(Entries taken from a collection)
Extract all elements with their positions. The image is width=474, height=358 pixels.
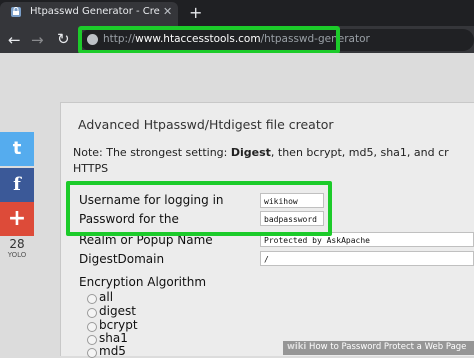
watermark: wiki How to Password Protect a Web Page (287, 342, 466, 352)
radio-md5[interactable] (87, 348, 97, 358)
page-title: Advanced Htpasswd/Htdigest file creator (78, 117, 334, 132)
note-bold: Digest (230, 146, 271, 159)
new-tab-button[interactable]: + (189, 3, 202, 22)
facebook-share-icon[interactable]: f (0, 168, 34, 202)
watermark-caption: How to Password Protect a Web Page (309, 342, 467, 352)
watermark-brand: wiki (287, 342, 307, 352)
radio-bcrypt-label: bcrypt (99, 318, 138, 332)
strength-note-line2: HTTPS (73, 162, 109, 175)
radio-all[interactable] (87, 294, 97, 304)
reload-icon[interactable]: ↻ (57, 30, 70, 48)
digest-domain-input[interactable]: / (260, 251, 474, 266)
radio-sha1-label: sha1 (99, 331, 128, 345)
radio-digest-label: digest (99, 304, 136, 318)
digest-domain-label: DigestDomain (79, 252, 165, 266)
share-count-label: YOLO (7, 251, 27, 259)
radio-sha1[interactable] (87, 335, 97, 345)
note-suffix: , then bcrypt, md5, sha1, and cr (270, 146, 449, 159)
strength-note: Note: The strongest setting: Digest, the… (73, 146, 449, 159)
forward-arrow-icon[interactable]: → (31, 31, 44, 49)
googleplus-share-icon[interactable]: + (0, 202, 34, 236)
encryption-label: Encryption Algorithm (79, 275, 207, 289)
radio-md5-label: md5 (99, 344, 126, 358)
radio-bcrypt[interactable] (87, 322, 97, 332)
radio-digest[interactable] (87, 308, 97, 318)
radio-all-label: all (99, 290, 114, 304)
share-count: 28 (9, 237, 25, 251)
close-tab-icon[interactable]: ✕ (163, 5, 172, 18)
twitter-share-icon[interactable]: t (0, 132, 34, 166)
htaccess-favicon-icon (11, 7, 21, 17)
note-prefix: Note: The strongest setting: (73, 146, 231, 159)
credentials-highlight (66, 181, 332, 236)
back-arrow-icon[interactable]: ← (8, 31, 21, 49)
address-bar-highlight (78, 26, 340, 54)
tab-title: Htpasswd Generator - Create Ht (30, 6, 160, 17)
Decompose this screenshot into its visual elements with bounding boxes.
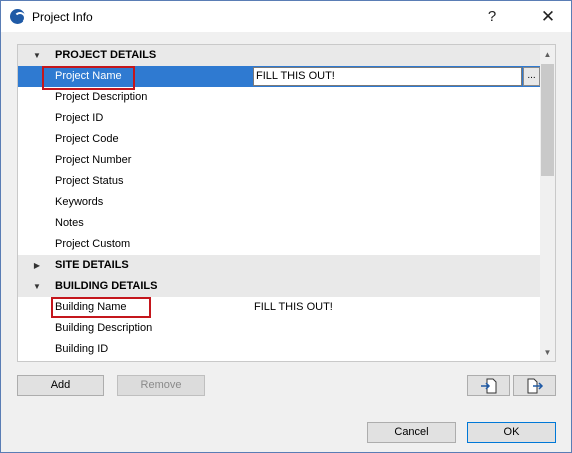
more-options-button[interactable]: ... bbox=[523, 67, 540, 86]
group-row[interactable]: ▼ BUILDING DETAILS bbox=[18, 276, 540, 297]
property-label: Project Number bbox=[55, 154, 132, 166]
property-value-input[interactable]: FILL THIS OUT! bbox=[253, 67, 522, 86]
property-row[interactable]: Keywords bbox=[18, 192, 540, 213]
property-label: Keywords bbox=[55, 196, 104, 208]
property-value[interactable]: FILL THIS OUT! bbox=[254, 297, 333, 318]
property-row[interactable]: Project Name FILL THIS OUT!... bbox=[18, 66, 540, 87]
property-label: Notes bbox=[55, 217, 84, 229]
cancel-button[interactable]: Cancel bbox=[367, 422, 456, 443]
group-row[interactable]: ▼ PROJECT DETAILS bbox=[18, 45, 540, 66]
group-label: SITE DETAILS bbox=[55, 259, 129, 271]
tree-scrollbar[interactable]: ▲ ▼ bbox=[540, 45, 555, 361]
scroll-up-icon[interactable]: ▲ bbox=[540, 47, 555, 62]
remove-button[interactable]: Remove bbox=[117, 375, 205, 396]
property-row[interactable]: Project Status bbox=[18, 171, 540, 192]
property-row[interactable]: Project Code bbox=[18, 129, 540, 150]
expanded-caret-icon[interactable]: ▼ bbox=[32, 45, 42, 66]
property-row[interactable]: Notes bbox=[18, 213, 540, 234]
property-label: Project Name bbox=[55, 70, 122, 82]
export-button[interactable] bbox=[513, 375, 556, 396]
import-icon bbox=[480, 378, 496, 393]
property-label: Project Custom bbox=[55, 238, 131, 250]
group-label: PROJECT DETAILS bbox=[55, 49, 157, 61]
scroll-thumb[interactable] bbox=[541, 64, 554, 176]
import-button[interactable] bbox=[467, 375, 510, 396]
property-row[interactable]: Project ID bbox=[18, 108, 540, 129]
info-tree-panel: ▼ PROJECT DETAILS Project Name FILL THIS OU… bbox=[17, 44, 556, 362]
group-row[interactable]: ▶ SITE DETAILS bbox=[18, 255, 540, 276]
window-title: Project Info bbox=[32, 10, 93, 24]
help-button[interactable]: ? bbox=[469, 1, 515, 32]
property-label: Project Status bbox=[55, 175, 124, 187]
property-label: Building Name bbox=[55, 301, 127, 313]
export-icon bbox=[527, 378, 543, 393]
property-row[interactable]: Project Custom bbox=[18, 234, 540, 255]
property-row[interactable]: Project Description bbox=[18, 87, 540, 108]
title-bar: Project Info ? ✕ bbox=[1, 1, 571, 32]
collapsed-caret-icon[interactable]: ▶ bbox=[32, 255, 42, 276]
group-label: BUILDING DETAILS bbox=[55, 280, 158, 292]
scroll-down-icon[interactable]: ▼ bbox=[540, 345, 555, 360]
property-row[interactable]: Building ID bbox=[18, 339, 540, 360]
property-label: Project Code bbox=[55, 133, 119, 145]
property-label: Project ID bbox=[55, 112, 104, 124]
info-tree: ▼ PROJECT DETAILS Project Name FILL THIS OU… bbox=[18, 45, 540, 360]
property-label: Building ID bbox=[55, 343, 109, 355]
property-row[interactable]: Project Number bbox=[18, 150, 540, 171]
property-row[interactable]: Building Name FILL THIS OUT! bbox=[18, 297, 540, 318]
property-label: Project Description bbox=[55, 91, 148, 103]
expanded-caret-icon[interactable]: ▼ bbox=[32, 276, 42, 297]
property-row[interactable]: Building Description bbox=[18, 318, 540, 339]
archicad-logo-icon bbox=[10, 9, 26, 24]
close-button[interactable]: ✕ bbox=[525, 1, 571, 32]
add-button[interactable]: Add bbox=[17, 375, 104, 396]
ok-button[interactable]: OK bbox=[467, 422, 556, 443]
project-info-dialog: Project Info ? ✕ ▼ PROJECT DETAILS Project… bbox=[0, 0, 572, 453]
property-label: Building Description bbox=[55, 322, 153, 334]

* **Task directions**
Please copy out everything in the listing from the line containing "more-options-button[interactable]: ... bbox=[523, 67, 540, 86]" down to the line containing "cancel-button[interactable]: Cancel bbox=[367, 422, 456, 443]", with both of those lines included and each line reproduced character for character.

* **Final result**
more-options-button[interactable]: ... bbox=[523, 67, 540, 86]
group-row[interactable]: ▼ BUILDING DETAILS bbox=[18, 276, 540, 297]
property-label: Project Number bbox=[55, 154, 132, 166]
property-value-input[interactable]: FILL THIS OUT! bbox=[253, 67, 522, 86]
property-row[interactable]: Keywords bbox=[18, 192, 540, 213]
property-label: Keywords bbox=[55, 196, 104, 208]
property-value[interactable]: FILL THIS OUT! bbox=[254, 297, 333, 318]
property-row[interactable]: Project Name FILL THIS OUT!... bbox=[18, 66, 540, 87]
property-label: Notes bbox=[55, 217, 84, 229]
cancel-button[interactable]: Cancel bbox=[367, 422, 456, 443]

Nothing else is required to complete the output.